WORK REQUIRED ▸ The records that follow are to be transcribed in full, without their images.

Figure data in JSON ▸

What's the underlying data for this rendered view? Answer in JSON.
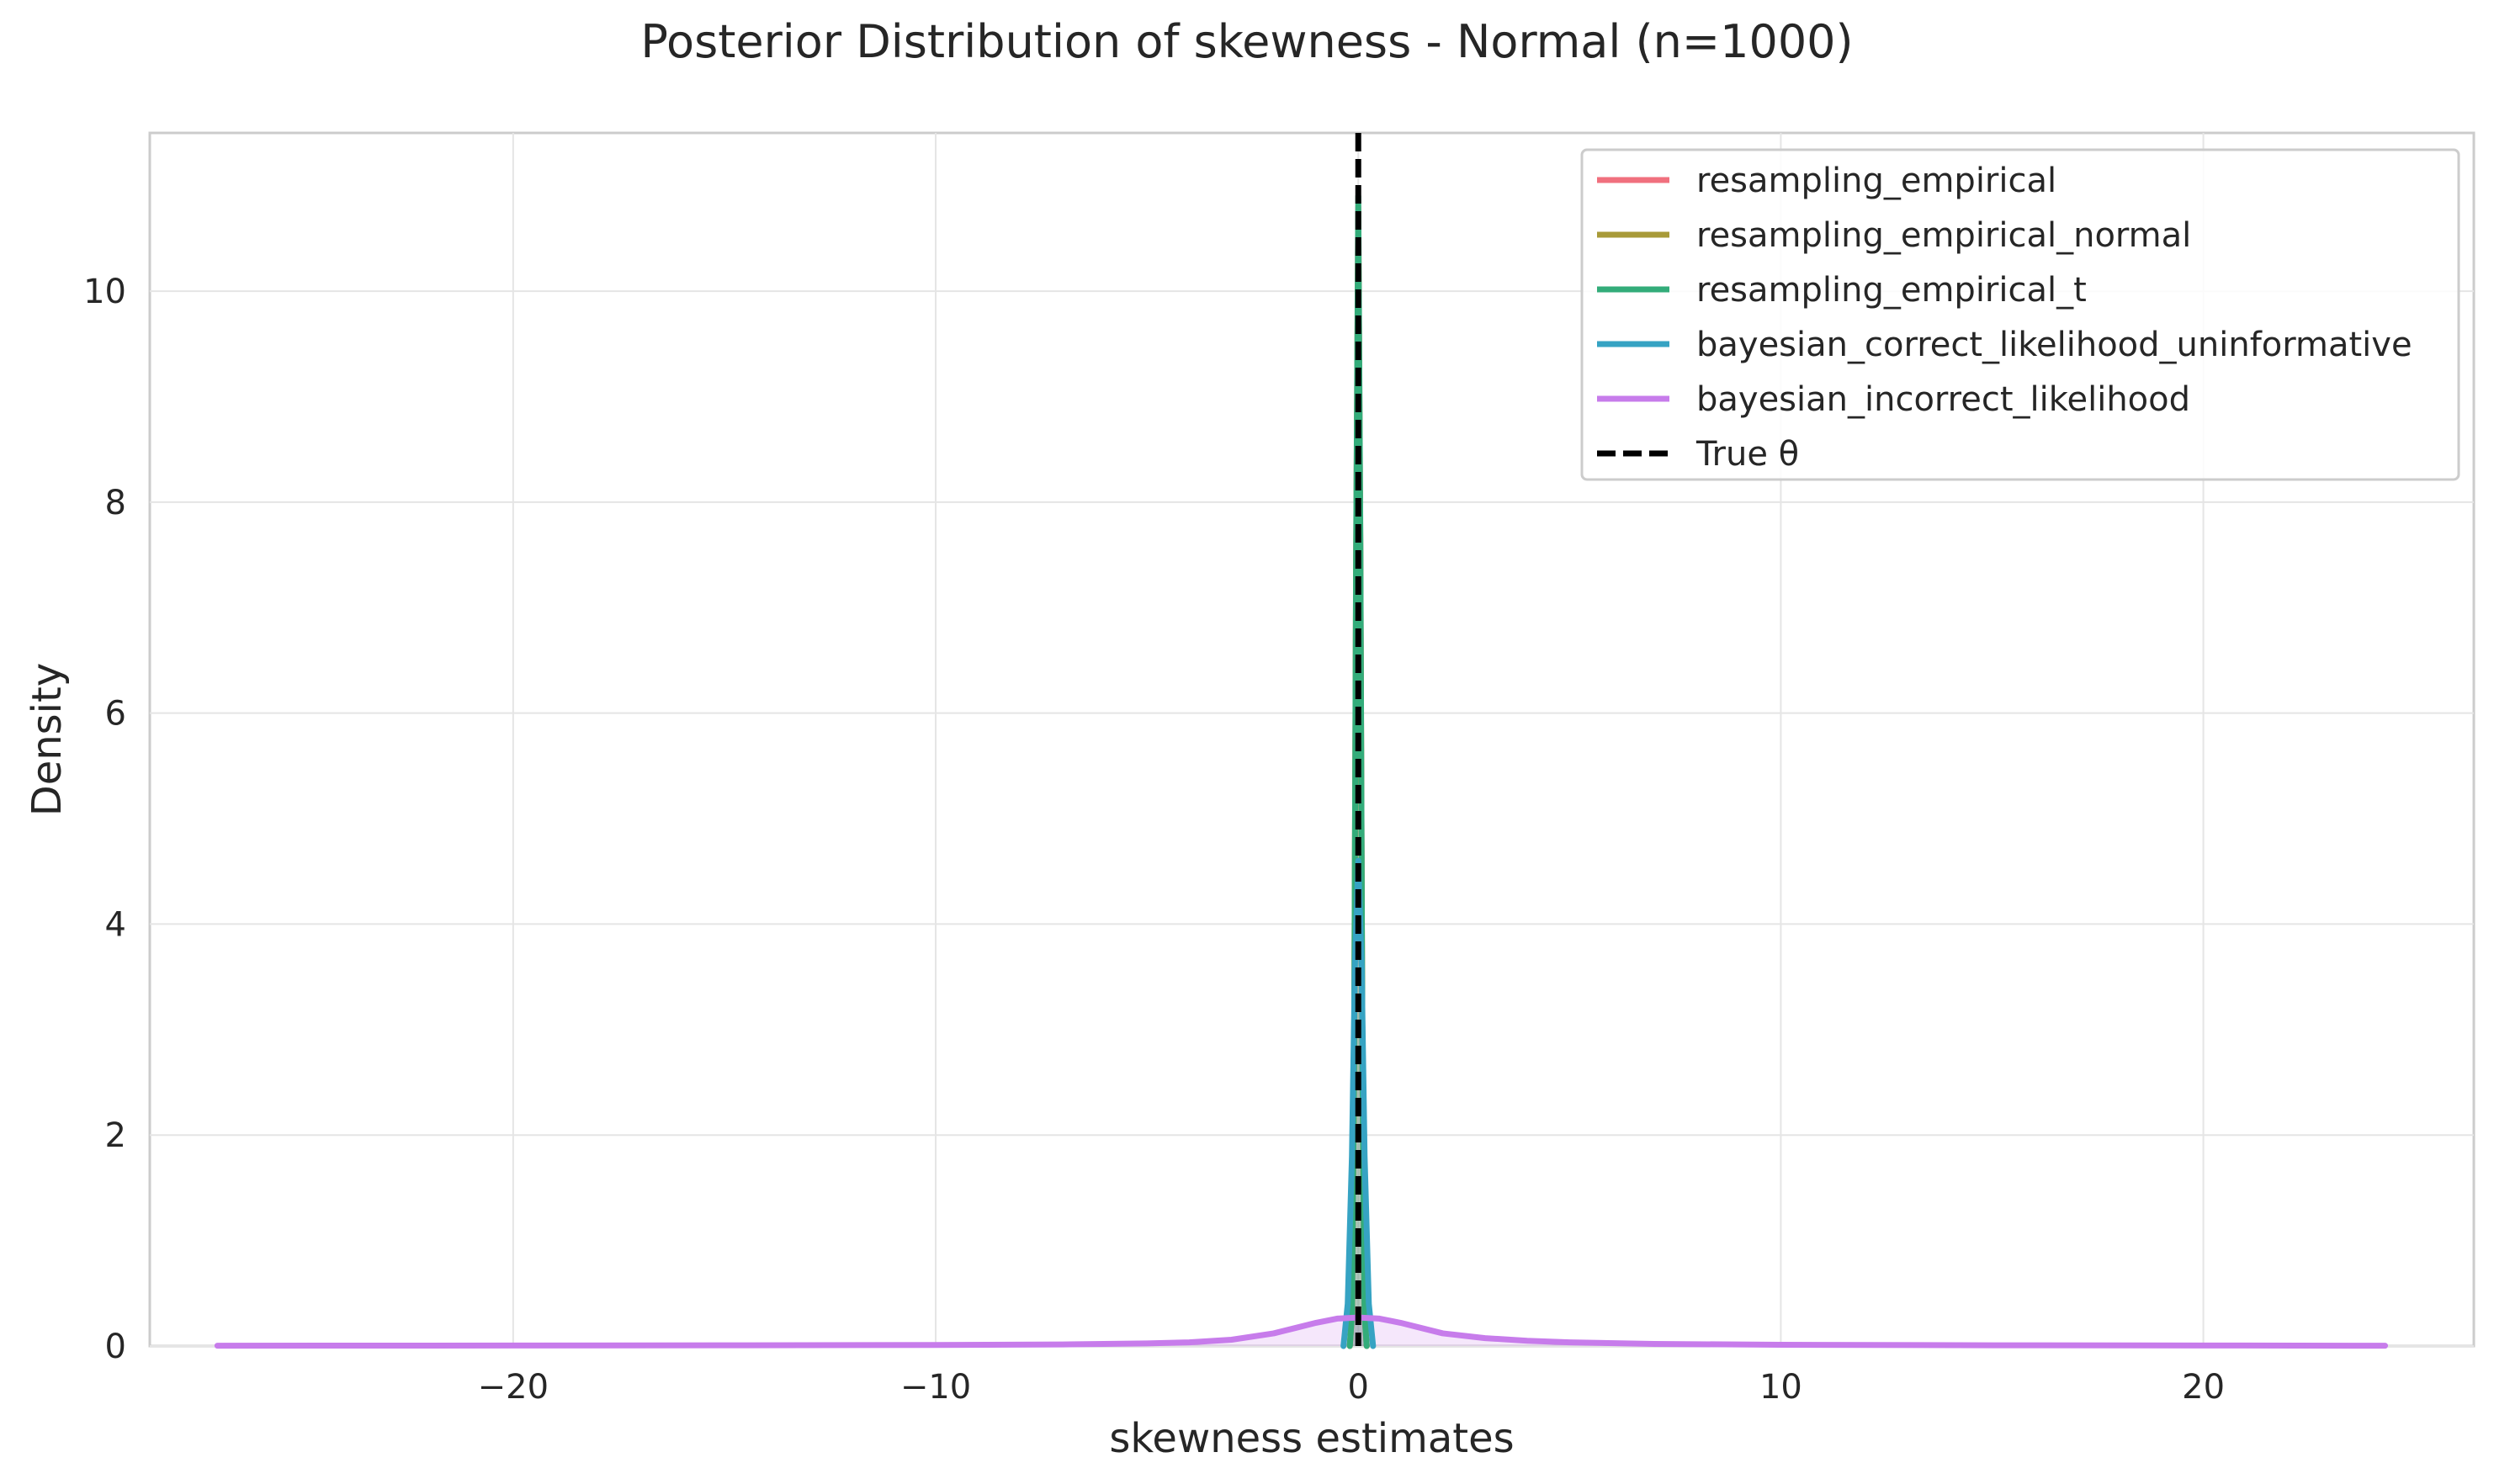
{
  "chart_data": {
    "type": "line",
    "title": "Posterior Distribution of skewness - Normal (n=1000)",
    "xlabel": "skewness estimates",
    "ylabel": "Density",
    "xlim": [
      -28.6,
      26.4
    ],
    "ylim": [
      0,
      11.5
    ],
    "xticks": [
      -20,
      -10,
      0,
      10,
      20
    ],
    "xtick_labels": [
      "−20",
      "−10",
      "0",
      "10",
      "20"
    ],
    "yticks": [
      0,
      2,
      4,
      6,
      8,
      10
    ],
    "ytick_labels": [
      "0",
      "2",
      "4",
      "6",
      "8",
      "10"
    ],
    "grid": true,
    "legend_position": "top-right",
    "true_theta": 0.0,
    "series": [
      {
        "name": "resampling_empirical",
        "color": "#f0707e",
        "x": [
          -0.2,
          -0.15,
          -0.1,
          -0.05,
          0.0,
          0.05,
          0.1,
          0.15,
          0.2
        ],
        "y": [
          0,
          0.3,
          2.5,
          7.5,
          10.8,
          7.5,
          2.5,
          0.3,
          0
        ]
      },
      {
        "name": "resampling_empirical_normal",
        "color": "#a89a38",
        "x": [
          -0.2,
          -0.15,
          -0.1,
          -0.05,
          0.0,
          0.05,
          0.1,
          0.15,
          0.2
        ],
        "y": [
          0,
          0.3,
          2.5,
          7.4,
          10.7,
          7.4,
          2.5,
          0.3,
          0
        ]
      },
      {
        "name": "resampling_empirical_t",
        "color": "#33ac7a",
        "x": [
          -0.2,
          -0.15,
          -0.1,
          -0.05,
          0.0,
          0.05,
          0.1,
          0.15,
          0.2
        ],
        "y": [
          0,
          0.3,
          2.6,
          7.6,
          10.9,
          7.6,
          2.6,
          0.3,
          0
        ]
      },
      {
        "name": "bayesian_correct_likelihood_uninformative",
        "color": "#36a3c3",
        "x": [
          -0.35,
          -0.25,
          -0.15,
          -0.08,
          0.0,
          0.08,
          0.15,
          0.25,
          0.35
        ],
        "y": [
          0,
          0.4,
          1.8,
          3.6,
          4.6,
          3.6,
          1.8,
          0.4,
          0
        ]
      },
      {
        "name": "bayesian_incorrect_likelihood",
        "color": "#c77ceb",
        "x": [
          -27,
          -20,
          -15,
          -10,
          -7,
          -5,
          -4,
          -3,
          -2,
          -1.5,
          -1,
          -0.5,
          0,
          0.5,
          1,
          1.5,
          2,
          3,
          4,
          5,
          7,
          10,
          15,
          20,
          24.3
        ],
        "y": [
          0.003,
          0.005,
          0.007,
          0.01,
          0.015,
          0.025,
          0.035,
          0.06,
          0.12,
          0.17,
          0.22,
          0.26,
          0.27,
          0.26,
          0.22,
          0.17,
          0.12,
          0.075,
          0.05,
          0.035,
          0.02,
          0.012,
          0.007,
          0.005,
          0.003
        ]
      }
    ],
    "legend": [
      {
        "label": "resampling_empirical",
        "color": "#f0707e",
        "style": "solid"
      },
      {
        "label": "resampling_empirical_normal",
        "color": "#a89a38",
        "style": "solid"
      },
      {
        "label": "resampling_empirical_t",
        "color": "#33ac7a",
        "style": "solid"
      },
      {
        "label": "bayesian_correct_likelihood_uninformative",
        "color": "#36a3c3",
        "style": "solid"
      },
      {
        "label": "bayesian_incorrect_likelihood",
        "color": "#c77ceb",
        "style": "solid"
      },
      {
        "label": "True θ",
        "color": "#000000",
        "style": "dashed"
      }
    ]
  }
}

TASK RESPONSE ▸
What's the underlying data for this rendered view? Answer in JSON.
{
  "chart_data": {
    "type": "line",
    "title": "Posterior Distribution of skewness - Normal (n=1000)",
    "xlabel": "skewness estimates",
    "ylabel": "Density",
    "xlim": [
      -28.6,
      26.4
    ],
    "ylim": [
      0,
      11.5
    ],
    "xticks": [
      -20,
      -10,
      0,
      10,
      20
    ],
    "xtick_labels": [
      "−20",
      "−10",
      "0",
      "10",
      "20"
    ],
    "yticks": [
      0,
      2,
      4,
      6,
      8,
      10
    ],
    "ytick_labels": [
      "0",
      "2",
      "4",
      "6",
      "8",
      "10"
    ],
    "grid": true,
    "legend_position": "top-right",
    "true_theta": 0.0,
    "series": [
      {
        "name": "resampling_empirical",
        "color": "#f0707e",
        "x": [
          -0.2,
          -0.15,
          -0.1,
          -0.05,
          0.0,
          0.05,
          0.1,
          0.15,
          0.2
        ],
        "y": [
          0,
          0.3,
          2.5,
          7.5,
          10.8,
          7.5,
          2.5,
          0.3,
          0
        ]
      },
      {
        "name": "resampling_empirical_normal",
        "color": "#a89a38",
        "x": [
          -0.2,
          -0.15,
          -0.1,
          -0.05,
          0.0,
          0.05,
          0.1,
          0.15,
          0.2
        ],
        "y": [
          0,
          0.3,
          2.5,
          7.4,
          10.7,
          7.4,
          2.5,
          0.3,
          0
        ]
      },
      {
        "name": "resampling_empirical_t",
        "color": "#33ac7a",
        "x": [
          -0.2,
          -0.15,
          -0.1,
          -0.05,
          0.0,
          0.05,
          0.1,
          0.15,
          0.2
        ],
        "y": [
          0,
          0.3,
          2.6,
          7.6,
          10.9,
          7.6,
          2.6,
          0.3,
          0
        ]
      },
      {
        "name": "bayesian_correct_likelihood_uninformative",
        "color": "#36a3c3",
        "x": [
          -0.35,
          -0.25,
          -0.15,
          -0.08,
          0.0,
          0.08,
          0.15,
          0.25,
          0.35
        ],
        "y": [
          0,
          0.4,
          1.8,
          3.6,
          4.6,
          3.6,
          1.8,
          0.4,
          0
        ]
      },
      {
        "name": "bayesian_incorrect_likelihood",
        "color": "#c77ceb",
        "x": [
          -27,
          -20,
          -15,
          -10,
          -7,
          -5,
          -4,
          -3,
          -2,
          -1.5,
          -1,
          -0.5,
          0,
          0.5,
          1,
          1.5,
          2,
          3,
          4,
          5,
          7,
          10,
          15,
          20,
          24.3
        ],
        "y": [
          0.003,
          0.005,
          0.007,
          0.01,
          0.015,
          0.025,
          0.035,
          0.06,
          0.12,
          0.17,
          0.22,
          0.26,
          0.27,
          0.26,
          0.22,
          0.17,
          0.12,
          0.075,
          0.05,
          0.035,
          0.02,
          0.012,
          0.007,
          0.005,
          0.003
        ]
      }
    ],
    "legend": [
      {
        "label": "resampling_empirical",
        "color": "#f0707e",
        "style": "solid"
      },
      {
        "label": "resampling_empirical_normal",
        "color": "#a89a38",
        "style": "solid"
      },
      {
        "label": "resampling_empirical_t",
        "color": "#33ac7a",
        "style": "solid"
      },
      {
        "label": "bayesian_correct_likelihood_uninformative",
        "color": "#36a3c3",
        "style": "solid"
      },
      {
        "label": "bayesian_incorrect_likelihood",
        "color": "#c77ceb",
        "style": "solid"
      },
      {
        "label": "True θ",
        "color": "#000000",
        "style": "dashed"
      }
    ]
  }
}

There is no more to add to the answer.